*TASK DETAILS*
Collect all lines from the records below that include the word "vodiče".

::::

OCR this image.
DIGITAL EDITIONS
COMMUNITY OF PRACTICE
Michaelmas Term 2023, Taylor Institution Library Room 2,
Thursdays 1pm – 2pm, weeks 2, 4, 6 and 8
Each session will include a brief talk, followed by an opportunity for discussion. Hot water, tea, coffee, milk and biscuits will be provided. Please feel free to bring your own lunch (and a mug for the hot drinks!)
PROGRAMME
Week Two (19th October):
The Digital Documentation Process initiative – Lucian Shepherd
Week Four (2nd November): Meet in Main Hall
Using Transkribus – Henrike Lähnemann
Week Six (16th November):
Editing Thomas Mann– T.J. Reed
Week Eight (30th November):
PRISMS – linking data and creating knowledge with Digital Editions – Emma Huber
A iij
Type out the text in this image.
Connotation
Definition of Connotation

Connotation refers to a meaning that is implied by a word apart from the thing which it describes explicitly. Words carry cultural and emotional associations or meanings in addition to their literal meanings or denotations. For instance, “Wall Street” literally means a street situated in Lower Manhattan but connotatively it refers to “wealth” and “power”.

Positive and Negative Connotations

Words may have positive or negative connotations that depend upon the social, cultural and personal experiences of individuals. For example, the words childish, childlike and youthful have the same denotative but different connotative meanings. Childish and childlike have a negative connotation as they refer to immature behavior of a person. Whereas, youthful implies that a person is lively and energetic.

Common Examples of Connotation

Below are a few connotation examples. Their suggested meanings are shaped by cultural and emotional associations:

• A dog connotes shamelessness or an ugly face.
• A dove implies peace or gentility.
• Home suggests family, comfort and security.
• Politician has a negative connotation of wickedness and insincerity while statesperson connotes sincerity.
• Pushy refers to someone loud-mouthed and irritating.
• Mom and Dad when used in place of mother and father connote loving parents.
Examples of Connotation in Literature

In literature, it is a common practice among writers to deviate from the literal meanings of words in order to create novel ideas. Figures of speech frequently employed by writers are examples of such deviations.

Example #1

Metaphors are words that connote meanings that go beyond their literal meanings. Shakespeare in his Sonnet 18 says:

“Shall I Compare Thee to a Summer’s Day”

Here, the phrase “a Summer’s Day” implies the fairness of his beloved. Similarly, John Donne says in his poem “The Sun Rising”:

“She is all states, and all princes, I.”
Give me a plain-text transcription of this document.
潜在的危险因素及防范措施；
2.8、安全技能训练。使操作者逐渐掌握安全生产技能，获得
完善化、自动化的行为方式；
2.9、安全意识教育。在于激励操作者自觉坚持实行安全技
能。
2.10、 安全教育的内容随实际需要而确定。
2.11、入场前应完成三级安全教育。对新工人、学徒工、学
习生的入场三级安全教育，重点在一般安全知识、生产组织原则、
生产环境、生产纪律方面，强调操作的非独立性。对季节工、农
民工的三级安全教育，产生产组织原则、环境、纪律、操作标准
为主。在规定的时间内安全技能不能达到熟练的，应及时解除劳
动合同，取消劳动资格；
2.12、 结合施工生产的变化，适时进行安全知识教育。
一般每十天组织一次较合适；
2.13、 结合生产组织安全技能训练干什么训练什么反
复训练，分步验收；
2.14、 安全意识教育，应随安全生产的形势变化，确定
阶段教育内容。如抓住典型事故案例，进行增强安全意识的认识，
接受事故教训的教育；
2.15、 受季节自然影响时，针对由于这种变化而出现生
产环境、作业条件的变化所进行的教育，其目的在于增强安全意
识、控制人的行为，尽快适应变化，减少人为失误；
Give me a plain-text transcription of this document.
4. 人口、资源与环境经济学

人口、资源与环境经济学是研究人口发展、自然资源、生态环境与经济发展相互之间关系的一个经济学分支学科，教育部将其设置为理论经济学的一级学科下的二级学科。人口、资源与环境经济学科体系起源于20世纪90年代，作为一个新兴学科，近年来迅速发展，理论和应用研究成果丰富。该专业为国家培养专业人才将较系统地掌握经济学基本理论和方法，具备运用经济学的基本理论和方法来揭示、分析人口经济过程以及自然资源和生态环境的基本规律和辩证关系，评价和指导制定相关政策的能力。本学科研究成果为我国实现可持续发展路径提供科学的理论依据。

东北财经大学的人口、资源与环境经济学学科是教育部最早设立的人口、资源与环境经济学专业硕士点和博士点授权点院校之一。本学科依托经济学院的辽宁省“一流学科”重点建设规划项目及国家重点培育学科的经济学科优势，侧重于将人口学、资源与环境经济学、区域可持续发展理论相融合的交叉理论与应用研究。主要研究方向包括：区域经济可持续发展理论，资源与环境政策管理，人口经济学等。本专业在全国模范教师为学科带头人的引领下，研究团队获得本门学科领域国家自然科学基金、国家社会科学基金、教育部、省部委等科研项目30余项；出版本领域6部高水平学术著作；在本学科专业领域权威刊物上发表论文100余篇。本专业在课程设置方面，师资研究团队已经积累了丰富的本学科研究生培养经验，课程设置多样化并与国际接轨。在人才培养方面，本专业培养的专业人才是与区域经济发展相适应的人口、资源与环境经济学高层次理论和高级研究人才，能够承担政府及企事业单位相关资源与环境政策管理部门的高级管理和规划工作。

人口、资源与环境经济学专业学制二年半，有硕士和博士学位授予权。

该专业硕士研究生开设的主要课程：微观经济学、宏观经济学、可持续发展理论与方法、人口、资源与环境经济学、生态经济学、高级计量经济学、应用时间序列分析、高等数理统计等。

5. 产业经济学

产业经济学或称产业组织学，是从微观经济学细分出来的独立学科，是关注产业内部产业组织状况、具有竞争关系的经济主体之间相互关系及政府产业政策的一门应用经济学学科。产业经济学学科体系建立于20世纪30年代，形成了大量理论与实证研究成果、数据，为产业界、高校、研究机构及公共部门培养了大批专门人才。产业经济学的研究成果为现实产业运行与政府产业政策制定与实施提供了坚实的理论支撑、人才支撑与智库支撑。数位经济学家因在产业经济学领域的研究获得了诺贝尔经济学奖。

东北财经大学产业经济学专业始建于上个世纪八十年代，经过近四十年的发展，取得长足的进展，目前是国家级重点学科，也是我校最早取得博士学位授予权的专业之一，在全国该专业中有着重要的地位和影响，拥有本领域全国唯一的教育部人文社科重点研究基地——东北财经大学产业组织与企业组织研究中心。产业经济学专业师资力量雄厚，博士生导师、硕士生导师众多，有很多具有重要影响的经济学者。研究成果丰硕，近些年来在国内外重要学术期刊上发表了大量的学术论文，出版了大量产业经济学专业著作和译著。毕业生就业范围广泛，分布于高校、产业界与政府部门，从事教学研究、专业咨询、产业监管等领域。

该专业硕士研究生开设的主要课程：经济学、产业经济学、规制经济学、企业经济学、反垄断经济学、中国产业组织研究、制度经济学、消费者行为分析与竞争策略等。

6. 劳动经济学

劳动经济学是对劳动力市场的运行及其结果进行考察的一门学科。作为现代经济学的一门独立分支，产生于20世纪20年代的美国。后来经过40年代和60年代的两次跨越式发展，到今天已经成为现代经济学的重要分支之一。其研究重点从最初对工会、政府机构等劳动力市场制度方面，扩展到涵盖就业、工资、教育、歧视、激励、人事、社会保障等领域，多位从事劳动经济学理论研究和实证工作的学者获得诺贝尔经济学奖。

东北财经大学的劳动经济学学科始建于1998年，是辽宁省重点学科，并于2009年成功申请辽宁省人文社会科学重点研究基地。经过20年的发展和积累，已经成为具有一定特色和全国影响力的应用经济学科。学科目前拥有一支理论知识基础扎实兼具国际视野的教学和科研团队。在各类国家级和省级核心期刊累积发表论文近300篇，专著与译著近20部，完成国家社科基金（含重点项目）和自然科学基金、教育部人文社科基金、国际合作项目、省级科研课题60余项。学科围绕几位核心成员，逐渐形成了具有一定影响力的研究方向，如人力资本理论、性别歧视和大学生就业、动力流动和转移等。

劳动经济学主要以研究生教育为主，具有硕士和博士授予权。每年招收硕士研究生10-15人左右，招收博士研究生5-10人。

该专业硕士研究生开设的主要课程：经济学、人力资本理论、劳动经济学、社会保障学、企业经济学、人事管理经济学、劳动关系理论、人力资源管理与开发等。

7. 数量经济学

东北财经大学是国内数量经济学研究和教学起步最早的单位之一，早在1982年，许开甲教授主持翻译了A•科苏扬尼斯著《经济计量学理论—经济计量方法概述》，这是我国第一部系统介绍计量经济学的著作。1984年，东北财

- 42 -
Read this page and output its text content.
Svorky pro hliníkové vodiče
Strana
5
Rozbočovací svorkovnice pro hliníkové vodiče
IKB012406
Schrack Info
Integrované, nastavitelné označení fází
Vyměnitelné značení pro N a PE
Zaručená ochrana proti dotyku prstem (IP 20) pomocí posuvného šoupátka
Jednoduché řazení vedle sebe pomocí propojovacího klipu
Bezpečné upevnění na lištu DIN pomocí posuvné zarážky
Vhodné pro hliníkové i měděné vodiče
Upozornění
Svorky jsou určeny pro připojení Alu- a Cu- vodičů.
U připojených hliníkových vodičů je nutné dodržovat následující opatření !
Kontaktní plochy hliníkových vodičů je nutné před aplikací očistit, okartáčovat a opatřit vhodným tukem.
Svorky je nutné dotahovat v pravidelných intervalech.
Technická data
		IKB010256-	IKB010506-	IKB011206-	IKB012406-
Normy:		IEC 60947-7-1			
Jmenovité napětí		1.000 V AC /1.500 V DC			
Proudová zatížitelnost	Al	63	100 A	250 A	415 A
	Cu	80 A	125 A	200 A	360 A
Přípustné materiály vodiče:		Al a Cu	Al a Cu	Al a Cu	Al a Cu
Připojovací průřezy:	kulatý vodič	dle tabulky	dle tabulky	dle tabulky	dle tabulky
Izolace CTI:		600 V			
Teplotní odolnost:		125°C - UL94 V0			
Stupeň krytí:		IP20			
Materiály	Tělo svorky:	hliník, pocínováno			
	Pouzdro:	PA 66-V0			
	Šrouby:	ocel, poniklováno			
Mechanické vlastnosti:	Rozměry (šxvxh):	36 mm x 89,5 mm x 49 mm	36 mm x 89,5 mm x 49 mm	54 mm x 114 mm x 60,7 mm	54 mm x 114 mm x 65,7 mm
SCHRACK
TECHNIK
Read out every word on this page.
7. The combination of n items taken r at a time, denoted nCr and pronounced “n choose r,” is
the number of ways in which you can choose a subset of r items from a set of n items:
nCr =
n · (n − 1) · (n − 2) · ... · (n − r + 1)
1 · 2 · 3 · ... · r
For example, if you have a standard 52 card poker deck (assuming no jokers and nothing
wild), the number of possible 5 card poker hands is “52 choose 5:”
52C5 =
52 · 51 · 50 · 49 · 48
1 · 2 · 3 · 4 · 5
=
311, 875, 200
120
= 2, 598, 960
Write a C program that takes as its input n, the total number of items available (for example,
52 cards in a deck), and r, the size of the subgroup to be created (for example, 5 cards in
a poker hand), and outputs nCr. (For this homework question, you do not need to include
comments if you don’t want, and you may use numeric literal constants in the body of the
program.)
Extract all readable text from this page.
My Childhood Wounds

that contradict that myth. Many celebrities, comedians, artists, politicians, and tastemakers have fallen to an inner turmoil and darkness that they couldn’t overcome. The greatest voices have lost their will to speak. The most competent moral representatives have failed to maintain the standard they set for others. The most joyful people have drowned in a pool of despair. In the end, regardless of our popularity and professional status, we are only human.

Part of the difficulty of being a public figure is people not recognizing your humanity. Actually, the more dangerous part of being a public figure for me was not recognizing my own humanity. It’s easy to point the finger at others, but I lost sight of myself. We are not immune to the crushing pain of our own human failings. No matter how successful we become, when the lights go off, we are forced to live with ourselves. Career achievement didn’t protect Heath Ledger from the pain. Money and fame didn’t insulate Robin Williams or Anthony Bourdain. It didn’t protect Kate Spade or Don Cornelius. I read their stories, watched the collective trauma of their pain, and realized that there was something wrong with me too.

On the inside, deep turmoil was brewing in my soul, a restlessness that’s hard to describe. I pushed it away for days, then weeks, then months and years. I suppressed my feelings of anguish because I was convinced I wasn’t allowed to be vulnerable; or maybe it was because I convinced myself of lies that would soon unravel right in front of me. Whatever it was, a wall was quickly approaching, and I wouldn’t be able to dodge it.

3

::::

*OUTPUT FOR THIS TASK*
Svorky pro hliníkové vodiče
Rozbočovací svorkovnice pro hliníkové vodiče
Vhodné pro hliníkové i měděné vodiče
Přípustné materiály vodiče:		Al a Cu	Al a Cu	Al a Cu	Al a Cu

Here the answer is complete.